[What is required]:
All of the lines below are to be transcribed faithfully, with pictures excluded from the copy.

[Data shown]:
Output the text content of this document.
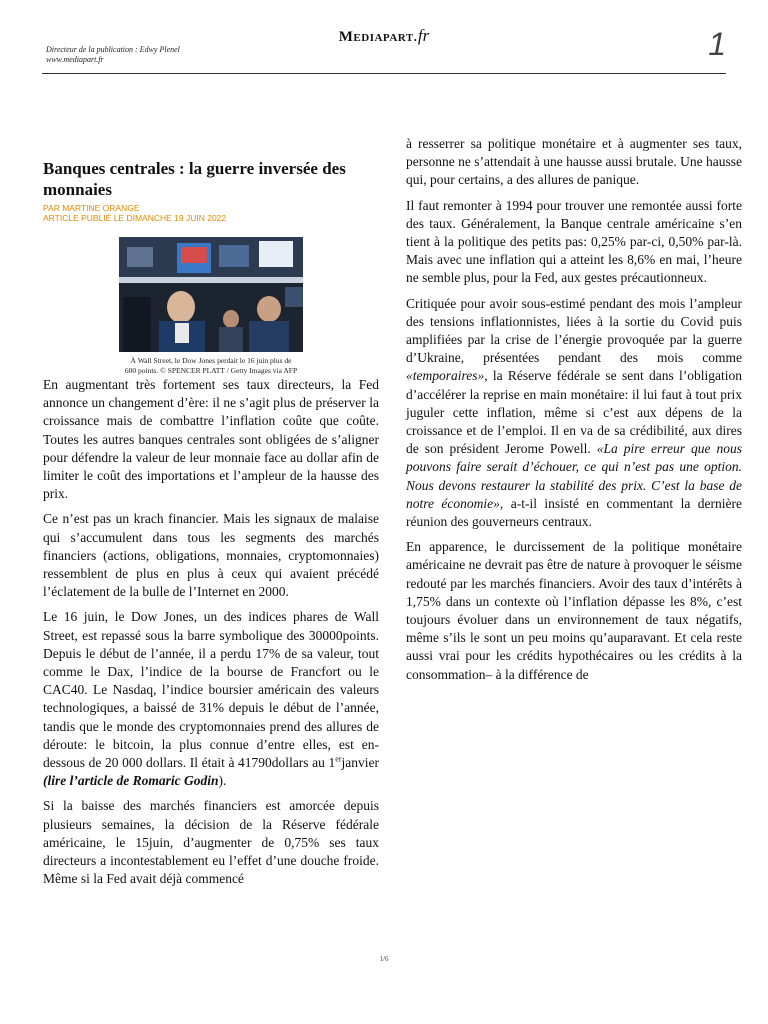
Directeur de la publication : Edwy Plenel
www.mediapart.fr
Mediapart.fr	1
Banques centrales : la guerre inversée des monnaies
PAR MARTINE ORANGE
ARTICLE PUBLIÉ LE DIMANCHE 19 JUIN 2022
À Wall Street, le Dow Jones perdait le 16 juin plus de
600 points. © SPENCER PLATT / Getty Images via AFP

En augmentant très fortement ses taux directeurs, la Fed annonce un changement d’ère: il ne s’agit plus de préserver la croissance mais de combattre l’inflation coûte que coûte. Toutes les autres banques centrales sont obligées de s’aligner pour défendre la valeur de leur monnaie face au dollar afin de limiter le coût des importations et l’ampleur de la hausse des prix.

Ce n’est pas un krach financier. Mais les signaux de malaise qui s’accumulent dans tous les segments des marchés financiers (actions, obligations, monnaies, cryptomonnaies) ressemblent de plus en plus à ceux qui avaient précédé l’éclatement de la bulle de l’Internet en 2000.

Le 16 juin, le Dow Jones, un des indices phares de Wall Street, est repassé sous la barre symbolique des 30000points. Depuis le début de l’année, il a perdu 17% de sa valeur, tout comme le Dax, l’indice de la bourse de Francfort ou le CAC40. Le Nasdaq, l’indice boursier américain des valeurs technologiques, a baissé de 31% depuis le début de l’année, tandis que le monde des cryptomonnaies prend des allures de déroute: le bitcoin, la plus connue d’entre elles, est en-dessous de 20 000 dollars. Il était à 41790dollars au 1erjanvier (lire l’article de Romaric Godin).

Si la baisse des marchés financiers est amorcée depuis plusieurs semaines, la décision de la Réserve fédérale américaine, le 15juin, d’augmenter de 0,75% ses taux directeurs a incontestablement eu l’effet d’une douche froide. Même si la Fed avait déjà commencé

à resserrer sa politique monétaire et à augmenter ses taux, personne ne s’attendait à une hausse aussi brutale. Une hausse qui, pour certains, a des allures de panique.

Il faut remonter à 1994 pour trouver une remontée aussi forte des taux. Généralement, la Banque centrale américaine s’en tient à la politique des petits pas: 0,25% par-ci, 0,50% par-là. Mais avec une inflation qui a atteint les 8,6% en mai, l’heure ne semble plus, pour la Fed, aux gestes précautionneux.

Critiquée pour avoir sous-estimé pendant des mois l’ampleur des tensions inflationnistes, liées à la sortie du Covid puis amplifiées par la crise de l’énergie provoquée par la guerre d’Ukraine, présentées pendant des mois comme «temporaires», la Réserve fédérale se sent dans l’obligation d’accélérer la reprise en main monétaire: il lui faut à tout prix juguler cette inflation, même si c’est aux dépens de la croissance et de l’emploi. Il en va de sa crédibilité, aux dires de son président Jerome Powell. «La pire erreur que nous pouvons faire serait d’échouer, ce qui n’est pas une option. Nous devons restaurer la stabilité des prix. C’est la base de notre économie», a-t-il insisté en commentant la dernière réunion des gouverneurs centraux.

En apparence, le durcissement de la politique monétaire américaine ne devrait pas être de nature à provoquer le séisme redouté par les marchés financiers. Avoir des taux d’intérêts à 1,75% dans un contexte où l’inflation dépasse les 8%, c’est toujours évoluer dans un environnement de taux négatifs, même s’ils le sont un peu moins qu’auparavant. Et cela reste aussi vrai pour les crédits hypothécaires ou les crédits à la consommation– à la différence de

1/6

[Solution for this problem]:
Output the text content of this document.
Directeur de la publication : Edwy Plenel
www.mediapart.fr
Mediapart.fr	1
Banques centrales : la guerre inversée des monnaies
PAR MARTINE ORANGE
ARTICLE PUBLIÉ LE DIMANCHE 19 JUIN 2022
À Wall Street, le Dow Jones perdait le 16 juin plus de
600 points. © SPENCER PLATT / Getty Images via AFP

En augmentant très fortement ses taux directeurs, la Fed annonce un changement d’ère: il ne s’agit plus de préserver la croissance mais de combattre l’inflation coûte que coûte. Toutes les autres banques centrales sont obligées de s’aligner pour défendre la valeur de leur monnaie face au dollar afin de limiter le coût des importations et l’ampleur de la hausse des prix.

Ce n’est pas un krach financier. Mais les signaux de malaise qui s’accumulent dans tous les segments des marchés financiers (actions, obligations, monnaies, cryptomonnaies) ressemblent de plus en plus à ceux qui avaient précédé l’éclatement de la bulle de l’Internet en 2000.

Le 16 juin, le Dow Jones, un des indices phares de Wall Street, est repassé sous la barre symbolique des 30000points. Depuis le début de l’année, il a perdu 17% de sa valeur, tout comme le Dax, l’indice de la bourse de Francfort ou le CAC40. Le Nasdaq, l’indice boursier américain des valeurs technologiques, a baissé de 31% depuis le début de l’année, tandis que le monde des cryptomonnaies prend des allures de déroute: le bitcoin, la plus connue d’entre elles, est en-dessous de 20 000 dollars. Il était à 41790dollars au 1erjanvier (lire l’article de Romaric Godin).

Si la baisse des marchés financiers est amorcée depuis plusieurs semaines, la décision de la Réserve fédérale américaine, le 15juin, d’augmenter de 0,75% ses taux directeurs a incontestablement eu l’effet d’une douche froide. Même si la Fed avait déjà commencé

à resserrer sa politique monétaire et à augmenter ses taux, personne ne s’attendait à une hausse aussi brutale. Une hausse qui, pour certains, a des allures de panique.

Il faut remonter à 1994 pour trouver une remontée aussi forte des taux. Généralement, la Banque centrale américaine s’en tient à la politique des petits pas: 0,25% par-ci, 0,50% par-là. Mais avec une inflation qui a atteint les 8,6% en mai, l’heure ne semble plus, pour la Fed, aux gestes précautionneux.

Critiquée pour avoir sous-estimé pendant des mois l’ampleur des tensions inflationnistes, liées à la sortie du Covid puis amplifiées par la crise de l’énergie provoquée par la guerre d’Ukraine, présentées pendant des mois comme «temporaires», la Réserve fédérale se sent dans l’obligation d’accélérer la reprise en main monétaire: il lui faut à tout prix juguler cette inflation, même si c’est aux dépens de la croissance et de l’emploi. Il en va de sa crédibilité, aux dires de son président Jerome Powell. «La pire erreur que nous pouvons faire serait d’échouer, ce qui n’est pas une option. Nous devons restaurer la stabilité des prix. C’est la base de notre économie», a-t-il insisté en commentant la dernière réunion des gouverneurs centraux.

En apparence, le durcissement de la politique monétaire américaine ne devrait pas être de nature à provoquer le séisme redouté par les marchés financiers. Avoir des taux d’intérêts à 1,75% dans un contexte où l’inflation dépasse les 8%, c’est toujours évoluer dans un environnement de taux négatifs, même s’ils le sont un peu moins qu’auparavant. Et cela reste aussi vrai pour les crédits hypothécaires ou les crédits à la consommation– à la différence de

1/6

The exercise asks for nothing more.